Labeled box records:
..............................

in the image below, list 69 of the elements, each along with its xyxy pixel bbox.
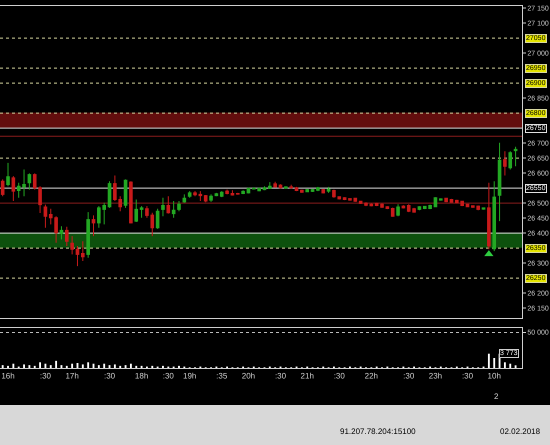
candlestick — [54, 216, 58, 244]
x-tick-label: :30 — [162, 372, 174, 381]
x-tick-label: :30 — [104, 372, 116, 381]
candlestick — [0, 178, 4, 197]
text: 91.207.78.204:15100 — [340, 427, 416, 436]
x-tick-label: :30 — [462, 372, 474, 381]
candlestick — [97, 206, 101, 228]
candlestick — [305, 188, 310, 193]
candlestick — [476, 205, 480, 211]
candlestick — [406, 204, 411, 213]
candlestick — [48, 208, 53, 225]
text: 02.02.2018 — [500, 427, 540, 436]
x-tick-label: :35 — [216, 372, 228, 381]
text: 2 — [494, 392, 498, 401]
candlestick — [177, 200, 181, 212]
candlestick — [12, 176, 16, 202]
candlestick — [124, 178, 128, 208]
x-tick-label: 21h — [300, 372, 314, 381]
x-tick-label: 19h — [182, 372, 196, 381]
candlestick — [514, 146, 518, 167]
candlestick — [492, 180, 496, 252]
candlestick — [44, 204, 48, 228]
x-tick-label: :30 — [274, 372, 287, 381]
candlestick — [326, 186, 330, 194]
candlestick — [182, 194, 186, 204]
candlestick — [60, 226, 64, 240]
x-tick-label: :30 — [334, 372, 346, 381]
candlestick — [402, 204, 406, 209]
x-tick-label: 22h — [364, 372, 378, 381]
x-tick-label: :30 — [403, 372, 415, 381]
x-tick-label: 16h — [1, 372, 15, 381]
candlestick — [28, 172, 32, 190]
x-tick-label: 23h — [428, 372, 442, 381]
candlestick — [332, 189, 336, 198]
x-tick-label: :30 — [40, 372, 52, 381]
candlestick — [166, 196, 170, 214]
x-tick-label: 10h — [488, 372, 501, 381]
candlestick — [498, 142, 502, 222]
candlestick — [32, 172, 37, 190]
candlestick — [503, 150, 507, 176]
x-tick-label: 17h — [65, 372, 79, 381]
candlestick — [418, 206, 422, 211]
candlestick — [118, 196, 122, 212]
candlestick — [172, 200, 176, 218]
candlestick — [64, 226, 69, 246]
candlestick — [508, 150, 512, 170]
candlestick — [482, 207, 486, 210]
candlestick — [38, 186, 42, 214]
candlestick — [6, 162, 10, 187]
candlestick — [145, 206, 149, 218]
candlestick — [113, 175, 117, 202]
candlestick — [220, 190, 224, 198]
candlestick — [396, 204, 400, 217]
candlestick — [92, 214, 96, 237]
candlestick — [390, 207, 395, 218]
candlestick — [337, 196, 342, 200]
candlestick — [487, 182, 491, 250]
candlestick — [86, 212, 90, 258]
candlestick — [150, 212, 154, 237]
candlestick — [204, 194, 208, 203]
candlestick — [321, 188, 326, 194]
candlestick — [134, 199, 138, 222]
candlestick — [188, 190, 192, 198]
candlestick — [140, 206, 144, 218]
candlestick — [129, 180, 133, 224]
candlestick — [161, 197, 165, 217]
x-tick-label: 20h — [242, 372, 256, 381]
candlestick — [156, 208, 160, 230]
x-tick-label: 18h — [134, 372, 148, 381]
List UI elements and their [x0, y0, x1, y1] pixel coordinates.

..............................

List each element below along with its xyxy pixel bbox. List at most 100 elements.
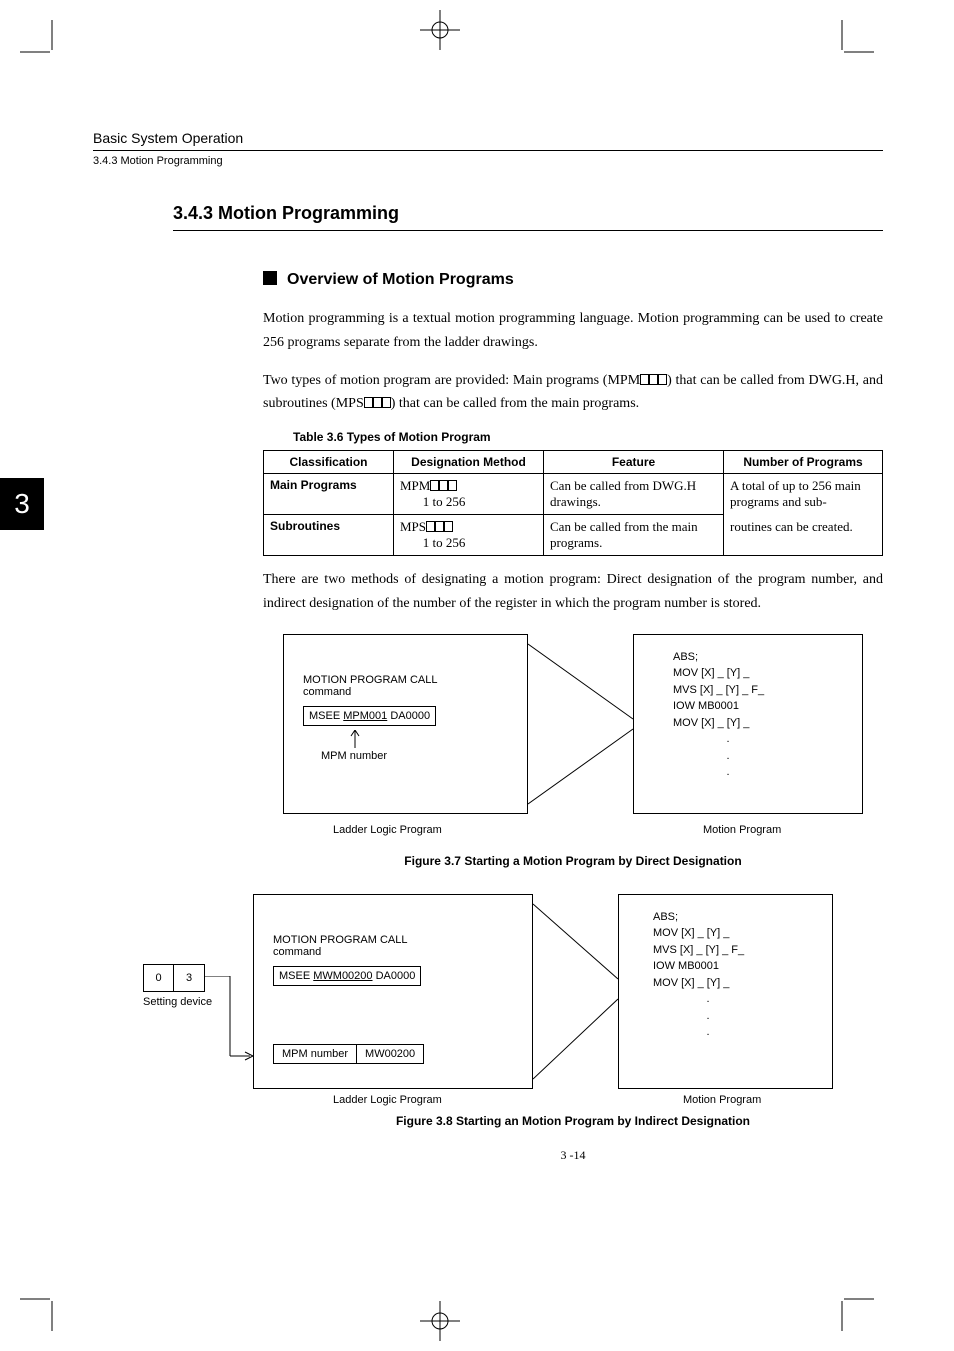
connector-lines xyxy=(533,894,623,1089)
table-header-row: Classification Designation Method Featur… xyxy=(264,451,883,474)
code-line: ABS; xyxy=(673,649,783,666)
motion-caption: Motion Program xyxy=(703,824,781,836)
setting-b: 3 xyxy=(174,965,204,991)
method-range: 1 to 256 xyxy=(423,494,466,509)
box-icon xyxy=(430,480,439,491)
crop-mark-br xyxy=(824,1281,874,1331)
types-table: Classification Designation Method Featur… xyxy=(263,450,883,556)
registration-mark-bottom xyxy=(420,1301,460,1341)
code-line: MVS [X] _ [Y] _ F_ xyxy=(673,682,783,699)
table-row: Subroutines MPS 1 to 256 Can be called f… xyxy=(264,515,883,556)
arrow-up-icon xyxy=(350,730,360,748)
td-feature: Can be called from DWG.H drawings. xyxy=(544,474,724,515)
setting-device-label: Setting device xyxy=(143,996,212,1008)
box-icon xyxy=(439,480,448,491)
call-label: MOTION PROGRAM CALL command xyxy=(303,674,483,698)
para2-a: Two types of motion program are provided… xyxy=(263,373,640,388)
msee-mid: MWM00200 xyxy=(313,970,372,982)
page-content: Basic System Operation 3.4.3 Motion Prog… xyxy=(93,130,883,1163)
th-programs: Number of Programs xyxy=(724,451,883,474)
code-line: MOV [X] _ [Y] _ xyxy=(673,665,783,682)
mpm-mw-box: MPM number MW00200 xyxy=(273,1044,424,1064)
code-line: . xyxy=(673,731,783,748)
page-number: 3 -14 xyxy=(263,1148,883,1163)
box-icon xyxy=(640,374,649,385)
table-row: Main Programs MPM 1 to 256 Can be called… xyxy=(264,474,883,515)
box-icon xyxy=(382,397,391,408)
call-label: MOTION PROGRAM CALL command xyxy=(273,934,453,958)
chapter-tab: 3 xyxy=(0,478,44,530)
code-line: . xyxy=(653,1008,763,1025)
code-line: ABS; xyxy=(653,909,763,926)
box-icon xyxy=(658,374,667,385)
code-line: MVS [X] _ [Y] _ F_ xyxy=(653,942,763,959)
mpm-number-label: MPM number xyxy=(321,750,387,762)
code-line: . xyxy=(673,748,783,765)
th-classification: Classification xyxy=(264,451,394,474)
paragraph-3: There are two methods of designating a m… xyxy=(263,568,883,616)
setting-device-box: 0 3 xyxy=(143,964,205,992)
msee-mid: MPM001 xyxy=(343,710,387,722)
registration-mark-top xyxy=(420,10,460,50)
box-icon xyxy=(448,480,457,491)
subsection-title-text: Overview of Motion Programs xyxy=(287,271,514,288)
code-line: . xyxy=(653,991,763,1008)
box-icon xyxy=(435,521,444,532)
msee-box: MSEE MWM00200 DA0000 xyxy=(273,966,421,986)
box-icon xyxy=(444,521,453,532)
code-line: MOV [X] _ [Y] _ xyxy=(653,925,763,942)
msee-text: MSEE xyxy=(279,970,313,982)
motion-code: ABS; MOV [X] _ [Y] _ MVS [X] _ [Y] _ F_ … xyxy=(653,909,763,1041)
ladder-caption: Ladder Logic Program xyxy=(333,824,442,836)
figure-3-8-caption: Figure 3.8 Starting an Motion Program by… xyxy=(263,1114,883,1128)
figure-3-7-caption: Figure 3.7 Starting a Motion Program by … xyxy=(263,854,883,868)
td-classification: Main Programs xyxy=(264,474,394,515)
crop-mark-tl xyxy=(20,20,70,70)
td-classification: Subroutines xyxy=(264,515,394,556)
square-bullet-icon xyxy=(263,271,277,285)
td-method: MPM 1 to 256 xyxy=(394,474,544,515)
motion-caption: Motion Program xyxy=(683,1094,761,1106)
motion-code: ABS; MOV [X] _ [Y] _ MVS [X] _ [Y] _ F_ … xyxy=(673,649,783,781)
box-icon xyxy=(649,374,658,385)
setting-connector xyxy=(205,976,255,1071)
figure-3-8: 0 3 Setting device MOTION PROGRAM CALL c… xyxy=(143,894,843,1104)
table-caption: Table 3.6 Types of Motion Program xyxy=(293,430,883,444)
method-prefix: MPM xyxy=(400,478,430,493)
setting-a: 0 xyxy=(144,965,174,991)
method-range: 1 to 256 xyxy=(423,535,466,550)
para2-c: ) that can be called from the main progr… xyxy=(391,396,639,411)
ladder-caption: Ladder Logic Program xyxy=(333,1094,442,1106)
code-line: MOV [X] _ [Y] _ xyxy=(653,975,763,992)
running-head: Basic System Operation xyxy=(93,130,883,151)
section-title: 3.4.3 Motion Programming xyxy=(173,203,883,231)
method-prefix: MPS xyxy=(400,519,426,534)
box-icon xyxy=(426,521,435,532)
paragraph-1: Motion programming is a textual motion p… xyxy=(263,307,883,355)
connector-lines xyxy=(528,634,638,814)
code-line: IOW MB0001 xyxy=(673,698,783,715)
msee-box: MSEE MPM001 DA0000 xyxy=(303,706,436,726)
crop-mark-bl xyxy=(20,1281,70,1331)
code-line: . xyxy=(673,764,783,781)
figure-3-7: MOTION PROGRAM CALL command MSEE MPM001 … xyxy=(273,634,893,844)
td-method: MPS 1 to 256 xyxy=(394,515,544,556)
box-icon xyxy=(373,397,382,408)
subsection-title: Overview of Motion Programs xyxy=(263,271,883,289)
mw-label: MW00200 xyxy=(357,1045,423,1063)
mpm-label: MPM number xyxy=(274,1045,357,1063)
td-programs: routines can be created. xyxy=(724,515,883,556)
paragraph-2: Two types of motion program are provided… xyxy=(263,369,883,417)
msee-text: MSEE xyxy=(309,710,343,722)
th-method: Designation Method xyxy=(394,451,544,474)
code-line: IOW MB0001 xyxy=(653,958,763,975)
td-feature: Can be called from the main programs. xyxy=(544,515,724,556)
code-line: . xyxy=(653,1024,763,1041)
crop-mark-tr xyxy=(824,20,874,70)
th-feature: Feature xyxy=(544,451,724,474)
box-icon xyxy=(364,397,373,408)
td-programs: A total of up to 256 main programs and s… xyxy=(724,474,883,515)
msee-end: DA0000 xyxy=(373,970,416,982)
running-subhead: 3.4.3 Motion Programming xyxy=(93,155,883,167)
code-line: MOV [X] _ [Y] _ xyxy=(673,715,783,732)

..............................

* _What you need to do_: Format as a JSON list of strings, one per line with blank lines left out, the part of the material that opens with the line containing "connector-lines xyxy=(533,894,623,1089)" and closes with the line containing "registration-mark-bottom xyxy=(420,1301,460,1341)".

* _Output below_:
[
  "connector-lines xyxy=(533,894,623,1089)",
  "table-header-row: Classification Designation Method Featur… xyxy=(264,451,883,474)",
  "code-line: ABS; xyxy=(673,649,783,666)",
  "motion-caption: Motion Program xyxy=(703,824,781,836)",
  "setting-b: 3 xyxy=(174,965,204,991)",
  "method-range: 1 to 256 xyxy=(423,494,466,509)",
  "box-icon xyxy=(430,480,439,491)",
  "crop-mark-br xyxy=(824,1281,874,1331)",
  "types-table: Classification Designation Method Featur… xyxy=(263,450,883,556)",
  "registration-mark-bottom xyxy=(420,1301,460,1341)"
]